+++ Records shown +++

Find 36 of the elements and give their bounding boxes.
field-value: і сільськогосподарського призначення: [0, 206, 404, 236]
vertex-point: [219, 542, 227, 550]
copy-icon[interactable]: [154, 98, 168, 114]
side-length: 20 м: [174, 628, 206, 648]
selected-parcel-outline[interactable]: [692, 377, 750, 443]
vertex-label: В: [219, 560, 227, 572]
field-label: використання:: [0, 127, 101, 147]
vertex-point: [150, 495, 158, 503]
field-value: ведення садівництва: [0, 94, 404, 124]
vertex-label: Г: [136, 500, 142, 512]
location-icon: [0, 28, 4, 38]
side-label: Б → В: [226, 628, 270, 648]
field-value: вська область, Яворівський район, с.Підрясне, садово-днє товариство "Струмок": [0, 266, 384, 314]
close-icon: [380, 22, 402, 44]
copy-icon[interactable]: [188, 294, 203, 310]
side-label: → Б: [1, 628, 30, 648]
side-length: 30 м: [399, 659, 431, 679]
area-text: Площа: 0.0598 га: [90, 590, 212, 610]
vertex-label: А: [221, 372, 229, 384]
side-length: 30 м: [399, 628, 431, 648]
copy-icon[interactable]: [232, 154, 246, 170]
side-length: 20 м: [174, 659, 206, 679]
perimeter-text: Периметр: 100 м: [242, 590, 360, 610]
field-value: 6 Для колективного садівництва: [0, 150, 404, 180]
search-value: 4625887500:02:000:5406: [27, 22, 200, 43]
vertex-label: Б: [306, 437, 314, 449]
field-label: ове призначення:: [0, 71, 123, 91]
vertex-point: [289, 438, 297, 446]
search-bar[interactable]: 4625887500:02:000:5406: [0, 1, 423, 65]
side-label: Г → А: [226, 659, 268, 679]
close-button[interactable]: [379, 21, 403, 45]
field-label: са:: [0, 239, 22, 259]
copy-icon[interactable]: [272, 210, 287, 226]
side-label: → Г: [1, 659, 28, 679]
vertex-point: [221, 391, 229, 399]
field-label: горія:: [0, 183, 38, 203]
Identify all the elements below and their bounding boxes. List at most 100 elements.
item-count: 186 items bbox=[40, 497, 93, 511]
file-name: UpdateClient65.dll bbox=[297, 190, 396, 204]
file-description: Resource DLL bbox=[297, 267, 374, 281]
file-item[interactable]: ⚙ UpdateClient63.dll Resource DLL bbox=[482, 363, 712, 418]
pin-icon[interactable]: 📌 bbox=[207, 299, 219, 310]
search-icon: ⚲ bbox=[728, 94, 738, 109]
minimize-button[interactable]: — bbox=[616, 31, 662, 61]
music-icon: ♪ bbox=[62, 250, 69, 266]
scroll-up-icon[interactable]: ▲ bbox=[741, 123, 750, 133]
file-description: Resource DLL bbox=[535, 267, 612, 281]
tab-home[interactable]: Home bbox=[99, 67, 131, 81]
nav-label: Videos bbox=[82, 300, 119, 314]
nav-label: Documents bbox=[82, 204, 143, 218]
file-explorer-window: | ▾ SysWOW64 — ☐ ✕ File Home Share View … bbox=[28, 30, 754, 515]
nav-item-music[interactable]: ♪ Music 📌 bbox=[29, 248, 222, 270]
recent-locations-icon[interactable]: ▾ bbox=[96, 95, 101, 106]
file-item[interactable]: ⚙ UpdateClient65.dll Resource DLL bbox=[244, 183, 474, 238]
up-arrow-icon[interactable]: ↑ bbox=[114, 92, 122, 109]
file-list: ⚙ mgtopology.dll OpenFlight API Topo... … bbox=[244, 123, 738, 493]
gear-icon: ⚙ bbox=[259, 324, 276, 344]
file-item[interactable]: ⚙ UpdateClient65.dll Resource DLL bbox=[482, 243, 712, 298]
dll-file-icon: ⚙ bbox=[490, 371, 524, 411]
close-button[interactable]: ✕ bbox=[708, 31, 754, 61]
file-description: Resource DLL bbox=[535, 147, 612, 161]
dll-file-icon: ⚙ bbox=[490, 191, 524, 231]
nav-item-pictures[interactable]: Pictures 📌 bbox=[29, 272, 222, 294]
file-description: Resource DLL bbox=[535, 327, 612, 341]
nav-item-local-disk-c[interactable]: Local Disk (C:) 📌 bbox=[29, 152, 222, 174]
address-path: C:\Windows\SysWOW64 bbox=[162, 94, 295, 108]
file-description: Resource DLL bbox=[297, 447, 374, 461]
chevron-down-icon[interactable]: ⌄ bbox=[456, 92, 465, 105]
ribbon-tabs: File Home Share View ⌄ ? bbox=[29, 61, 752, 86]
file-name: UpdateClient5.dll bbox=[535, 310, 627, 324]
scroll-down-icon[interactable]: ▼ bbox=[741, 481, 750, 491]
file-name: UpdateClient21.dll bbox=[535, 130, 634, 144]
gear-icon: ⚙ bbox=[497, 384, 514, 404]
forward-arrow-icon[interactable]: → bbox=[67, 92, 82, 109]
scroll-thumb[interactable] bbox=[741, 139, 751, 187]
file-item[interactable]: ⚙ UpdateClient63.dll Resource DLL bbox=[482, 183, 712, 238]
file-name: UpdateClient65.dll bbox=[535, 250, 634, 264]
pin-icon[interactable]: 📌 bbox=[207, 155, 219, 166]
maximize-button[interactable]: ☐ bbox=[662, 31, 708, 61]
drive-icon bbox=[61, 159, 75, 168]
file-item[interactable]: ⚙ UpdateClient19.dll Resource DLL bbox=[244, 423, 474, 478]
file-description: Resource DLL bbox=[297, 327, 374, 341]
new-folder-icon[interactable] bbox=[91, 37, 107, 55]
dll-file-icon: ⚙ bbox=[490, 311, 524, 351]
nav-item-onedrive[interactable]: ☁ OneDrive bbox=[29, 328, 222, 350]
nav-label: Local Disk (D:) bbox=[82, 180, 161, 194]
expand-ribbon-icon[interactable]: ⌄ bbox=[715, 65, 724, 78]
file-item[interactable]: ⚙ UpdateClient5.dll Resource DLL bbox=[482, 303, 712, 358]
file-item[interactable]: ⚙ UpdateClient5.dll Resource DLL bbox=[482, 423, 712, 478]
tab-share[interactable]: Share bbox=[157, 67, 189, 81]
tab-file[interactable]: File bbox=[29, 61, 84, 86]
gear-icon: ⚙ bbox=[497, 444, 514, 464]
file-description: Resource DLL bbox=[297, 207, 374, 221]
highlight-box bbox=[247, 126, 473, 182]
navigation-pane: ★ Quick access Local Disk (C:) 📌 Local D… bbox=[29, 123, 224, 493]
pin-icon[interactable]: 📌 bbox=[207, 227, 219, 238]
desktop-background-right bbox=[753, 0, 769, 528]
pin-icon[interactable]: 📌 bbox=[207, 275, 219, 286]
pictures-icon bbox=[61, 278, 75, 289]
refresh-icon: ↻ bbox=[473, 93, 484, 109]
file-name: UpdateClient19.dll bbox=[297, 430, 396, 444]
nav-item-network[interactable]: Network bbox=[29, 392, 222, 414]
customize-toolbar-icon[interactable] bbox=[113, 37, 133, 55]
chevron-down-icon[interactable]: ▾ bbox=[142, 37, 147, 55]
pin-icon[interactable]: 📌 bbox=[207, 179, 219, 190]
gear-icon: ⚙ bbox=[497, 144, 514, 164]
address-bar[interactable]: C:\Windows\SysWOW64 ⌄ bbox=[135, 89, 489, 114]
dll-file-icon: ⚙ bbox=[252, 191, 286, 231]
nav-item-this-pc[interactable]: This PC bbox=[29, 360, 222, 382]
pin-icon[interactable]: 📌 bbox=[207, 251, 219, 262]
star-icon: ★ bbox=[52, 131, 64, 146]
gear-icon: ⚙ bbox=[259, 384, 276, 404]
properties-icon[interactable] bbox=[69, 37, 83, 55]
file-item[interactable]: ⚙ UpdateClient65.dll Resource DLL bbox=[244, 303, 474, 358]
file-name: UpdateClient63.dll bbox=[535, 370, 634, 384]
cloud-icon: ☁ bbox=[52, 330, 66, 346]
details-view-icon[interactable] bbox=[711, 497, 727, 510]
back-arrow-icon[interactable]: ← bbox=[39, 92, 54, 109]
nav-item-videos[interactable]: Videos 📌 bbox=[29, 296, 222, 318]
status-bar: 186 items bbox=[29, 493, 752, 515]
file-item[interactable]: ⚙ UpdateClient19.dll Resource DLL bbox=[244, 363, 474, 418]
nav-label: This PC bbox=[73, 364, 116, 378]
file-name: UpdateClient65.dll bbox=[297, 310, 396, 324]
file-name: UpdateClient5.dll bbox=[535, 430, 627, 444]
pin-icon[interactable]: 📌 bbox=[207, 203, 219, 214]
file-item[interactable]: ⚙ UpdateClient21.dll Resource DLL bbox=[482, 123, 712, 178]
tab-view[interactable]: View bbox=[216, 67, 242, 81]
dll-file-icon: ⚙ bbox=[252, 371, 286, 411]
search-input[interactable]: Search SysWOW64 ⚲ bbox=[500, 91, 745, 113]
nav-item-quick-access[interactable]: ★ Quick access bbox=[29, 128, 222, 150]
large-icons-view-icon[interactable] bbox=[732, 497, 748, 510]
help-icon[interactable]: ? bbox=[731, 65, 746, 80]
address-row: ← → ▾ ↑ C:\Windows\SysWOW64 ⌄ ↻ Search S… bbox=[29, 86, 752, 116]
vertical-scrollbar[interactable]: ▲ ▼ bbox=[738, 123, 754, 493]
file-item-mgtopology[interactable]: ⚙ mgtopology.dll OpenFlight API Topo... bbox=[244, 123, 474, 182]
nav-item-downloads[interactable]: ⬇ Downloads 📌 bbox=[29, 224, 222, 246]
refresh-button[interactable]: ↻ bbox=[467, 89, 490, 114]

+++

- The task -
Reproduce the data verbatim from its first line through the line containing "close-button[interactable]: [379, 21, 403, 45]", with both of those lines included.

- Reply -
Find 36 of the elements and give their bounding boxes.
field-value: і сільськогосподарського призначення: [0, 206, 404, 236]
vertex-point: [219, 542, 227, 550]
copy-icon[interactable]: [154, 98, 168, 114]
side-length: 20 м: [174, 628, 206, 648]
selected-parcel-outline[interactable]: [692, 377, 750, 443]
vertex-label: В: [219, 560, 227, 572]
field-label: використання:: [0, 127, 101, 147]
vertex-point: [150, 495, 158, 503]
field-value: ведення садівництва: [0, 94, 404, 124]
vertex-label: Г: [136, 500, 142, 512]
location-icon: [0, 28, 4, 38]
side-label: Б → В: [226, 628, 270, 648]
field-value: вська область, Яворівський район, с.Підрясне, садово-днє товариство "Струмок": [0, 266, 384, 314]
close-icon: [380, 22, 402, 44]
copy-icon[interactable]: [188, 294, 203, 310]
side-label: → Б: [1, 628, 30, 648]
side-length: 30 м: [399, 659, 431, 679]
area-text: Площа: 0.0598 га: [90, 590, 212, 610]
vertex-label: А: [221, 372, 229, 384]
side-length: 30 м: [399, 628, 431, 648]
copy-icon[interactable]: [232, 154, 246, 170]
side-length: 20 м: [174, 659, 206, 679]
perimeter-text: Периметр: 100 м: [242, 590, 360, 610]
field-value: 6 Для колективного садівництва: [0, 150, 404, 180]
search-value: 4625887500:02:000:5406: [27, 22, 200, 43]
vertex-label: Б: [306, 437, 314, 449]
field-label: ове призначення:: [0, 71, 123, 91]
vertex-point: [289, 438, 297, 446]
search-bar[interactable]: 4625887500:02:000:5406: [0, 1, 423, 65]
side-label: Г → А: [226, 659, 268, 679]
close-button[interactable]: [379, 21, 403, 45]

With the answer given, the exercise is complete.